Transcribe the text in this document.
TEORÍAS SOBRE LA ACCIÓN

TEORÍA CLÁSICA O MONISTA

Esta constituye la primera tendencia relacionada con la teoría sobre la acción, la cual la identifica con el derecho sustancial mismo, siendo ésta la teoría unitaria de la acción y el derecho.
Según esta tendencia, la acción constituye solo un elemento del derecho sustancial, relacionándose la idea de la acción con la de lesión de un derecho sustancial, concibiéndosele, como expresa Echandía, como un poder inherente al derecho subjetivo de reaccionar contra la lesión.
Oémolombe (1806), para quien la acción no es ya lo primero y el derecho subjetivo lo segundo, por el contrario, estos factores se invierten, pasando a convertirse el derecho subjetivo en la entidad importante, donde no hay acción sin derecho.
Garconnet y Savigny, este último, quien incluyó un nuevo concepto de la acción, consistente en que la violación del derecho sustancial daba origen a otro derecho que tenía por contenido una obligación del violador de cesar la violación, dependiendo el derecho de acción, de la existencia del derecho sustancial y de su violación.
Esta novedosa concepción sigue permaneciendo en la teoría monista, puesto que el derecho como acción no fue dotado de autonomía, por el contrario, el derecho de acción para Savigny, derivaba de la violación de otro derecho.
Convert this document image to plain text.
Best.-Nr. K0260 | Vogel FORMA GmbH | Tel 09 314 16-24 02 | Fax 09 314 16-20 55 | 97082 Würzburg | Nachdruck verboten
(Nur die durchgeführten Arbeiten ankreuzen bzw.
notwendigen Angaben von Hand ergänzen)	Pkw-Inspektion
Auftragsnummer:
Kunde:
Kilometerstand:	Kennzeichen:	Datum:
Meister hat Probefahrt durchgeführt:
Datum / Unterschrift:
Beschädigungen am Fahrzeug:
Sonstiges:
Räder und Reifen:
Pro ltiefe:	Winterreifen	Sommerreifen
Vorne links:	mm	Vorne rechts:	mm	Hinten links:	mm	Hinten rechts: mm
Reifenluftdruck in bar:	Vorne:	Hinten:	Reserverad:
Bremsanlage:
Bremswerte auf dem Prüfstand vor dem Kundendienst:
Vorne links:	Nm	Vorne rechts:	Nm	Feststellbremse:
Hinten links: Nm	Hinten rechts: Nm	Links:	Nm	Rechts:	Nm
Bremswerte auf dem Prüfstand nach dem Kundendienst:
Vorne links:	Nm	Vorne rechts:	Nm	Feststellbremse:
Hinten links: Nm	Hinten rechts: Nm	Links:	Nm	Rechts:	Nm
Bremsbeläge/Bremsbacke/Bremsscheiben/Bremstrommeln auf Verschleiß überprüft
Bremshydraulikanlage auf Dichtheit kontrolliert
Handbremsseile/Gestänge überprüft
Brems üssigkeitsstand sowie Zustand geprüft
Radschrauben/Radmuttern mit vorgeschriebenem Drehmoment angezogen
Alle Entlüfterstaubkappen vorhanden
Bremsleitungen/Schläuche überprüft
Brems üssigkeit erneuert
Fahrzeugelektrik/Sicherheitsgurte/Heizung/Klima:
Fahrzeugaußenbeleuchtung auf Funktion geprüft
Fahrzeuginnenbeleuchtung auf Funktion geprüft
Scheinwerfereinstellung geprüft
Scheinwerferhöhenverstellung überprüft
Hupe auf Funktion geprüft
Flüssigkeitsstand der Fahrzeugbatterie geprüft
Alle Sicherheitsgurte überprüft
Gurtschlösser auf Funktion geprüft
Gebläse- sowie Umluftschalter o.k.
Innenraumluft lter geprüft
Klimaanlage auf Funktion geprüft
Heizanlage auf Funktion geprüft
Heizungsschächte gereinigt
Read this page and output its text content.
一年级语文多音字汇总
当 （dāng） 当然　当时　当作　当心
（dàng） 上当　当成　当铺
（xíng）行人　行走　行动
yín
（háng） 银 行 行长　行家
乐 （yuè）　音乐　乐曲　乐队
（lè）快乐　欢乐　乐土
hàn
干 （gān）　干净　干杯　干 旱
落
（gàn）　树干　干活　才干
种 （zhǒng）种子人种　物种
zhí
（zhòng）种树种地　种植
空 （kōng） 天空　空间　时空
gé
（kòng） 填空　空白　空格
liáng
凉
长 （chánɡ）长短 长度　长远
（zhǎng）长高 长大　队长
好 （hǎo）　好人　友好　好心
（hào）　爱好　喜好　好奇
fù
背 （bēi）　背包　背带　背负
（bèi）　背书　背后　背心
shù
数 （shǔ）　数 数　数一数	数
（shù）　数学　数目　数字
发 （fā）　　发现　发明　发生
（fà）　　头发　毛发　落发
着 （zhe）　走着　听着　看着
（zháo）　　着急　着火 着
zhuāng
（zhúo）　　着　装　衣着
----
_Short problem:_
All of the entries should be written out again exactly.

_Output below:_
Transcribe the text in this document.
TEORÍAS SOBRE LA ACCIÓN

TEORÍA CLÁSICA O MONISTA

Esta constituye la primera tendencia relacionada con la teoría sobre la acción, la cual la identifica con el derecho sustancial mismo, siendo ésta la teoría unitaria de la acción y el derecho.
Según esta tendencia, la acción constituye solo un elemento del derecho sustancial, relacionándose la idea de la acción con la de lesión de un derecho sustancial, concibiéndosele, como expresa Echandía, como un poder inherente al derecho subjetivo de reaccionar contra la lesión.
Oémolombe (1806), para quien la acción no es ya lo primero y el derecho subjetivo lo segundo, por el contrario, estos factores se invierten, pasando a convertirse el derecho subjetivo en la entidad importante, donde no hay acción sin derecho.
Garconnet y Savigny, este último, quien incluyó un nuevo concepto de la acción, consistente en que la violación del derecho sustancial daba origen a otro derecho que tenía por contenido una obligación del violador de cesar la violación, dependiendo el derecho de acción, de la existencia del derecho sustancial y de su violación.
Esta novedosa concepción sigue permaneciendo en la teoría monista, puesto que el derecho como acción no fue dotado de autonomía, por el contrario, el derecho de acción para Savigny, derivaba de la violación de otro derecho.
Convert this document image to plain text.
Best.-Nr. K0260 | Vogel FORMA GmbH | Tel 09 314 16-24 02 | Fax 09 314 16-20 55 | 97082 Würzburg | Nachdruck verboten
(Nur die durchgeführten Arbeiten ankreuzen bzw.
notwendigen Angaben von Hand ergänzen)	Pkw-Inspektion
Auftragsnummer:
Kunde:
Kilometerstand:	Kennzeichen:	Datum:
Meister hat Probefahrt durchgeführt:
Datum / Unterschrift:
Beschädigungen am Fahrzeug:
Sonstiges:
Räder und Reifen:
Pro ltiefe:	Winterreifen	Sommerreifen
Vorne links:	mm	Vorne rechts:	mm	Hinten links:	mm	Hinten rechts: mm
Reifenluftdruck in bar:	Vorne:	Hinten:	Reserverad:
Bremsanlage:
Bremswerte auf dem Prüfstand vor dem Kundendienst:
Vorne links:	Nm	Vorne rechts:	Nm	Feststellbremse:
Hinten links: Nm	Hinten rechts: Nm	Links:	Nm	Rechts:	Nm
Bremswerte auf dem Prüfstand nach dem Kundendienst:
Vorne links:	Nm	Vorne rechts:	Nm	Feststellbremse:
Hinten links: Nm	Hinten rechts: Nm	Links:	Nm	Rechts:	Nm
Bremsbeläge/Bremsbacke/Bremsscheiben/Bremstrommeln auf Verschleiß überprüft
Bremshydraulikanlage auf Dichtheit kontrolliert
Handbremsseile/Gestänge überprüft
Brems üssigkeitsstand sowie Zustand geprüft
Radschrauben/Radmuttern mit vorgeschriebenem Drehmoment angezogen
Alle Entlüfterstaubkappen vorhanden
Bremsleitungen/Schläuche überprüft
Brems üssigkeit erneuert
Fahrzeugelektrik/Sicherheitsgurte/Heizung/Klima:
Fahrzeugaußenbeleuchtung auf Funktion geprüft
Fahrzeuginnenbeleuchtung auf Funktion geprüft
Scheinwerfereinstellung geprüft
Scheinwerferhöhenverstellung überprüft
Hupe auf Funktion geprüft
Flüssigkeitsstand der Fahrzeugbatterie geprüft
Alle Sicherheitsgurte überprüft
Gurtschlösser auf Funktion geprüft
Gebläse- sowie Umluftschalter o.k.
Innenraumluft lter geprüft
Klimaanlage auf Funktion geprüft
Heizanlage auf Funktion geprüft
Heizungsschächte gereinigt
Read this page and output its text content.
一年级语文多音字汇总
当 （dāng） 当然　当时　当作　当心
（dàng） 上当　当成　当铺
（xíng）行人　行走　行动
yín
（háng） 银 行 行长　行家
乐 （yuè）　音乐　乐曲　乐队
（lè）快乐　欢乐　乐土
hàn
干 （gān）　干净　干杯　干 旱
落
（gàn）　树干　干活　才干
种 （zhǒng）种子人种　物种
zhí
（zhòng）种树种地　种植
空 （kōng） 天空　空间　时空
gé
（kòng） 填空　空白　空格
liáng
凉
长 （chánɡ）长短 长度　长远
（zhǎng）长高 长大　队长
好 （hǎo）　好人　友好　好心
（hào）　爱好　喜好　好奇
fù
背 （bēi）　背包　背带　背负
（bèi）　背书　背后　背心
shù
数 （shǔ）　数 数　数一数	数
（shù）　数学　数目　数字
发 （fā）　　发现　发明　发生
（fà）　　头发　毛发　落发
着 （zhe）　走着　听着　看着
（zháo）　　着急　着火 着
zhuāng
（zhúo）　　着　装　衣着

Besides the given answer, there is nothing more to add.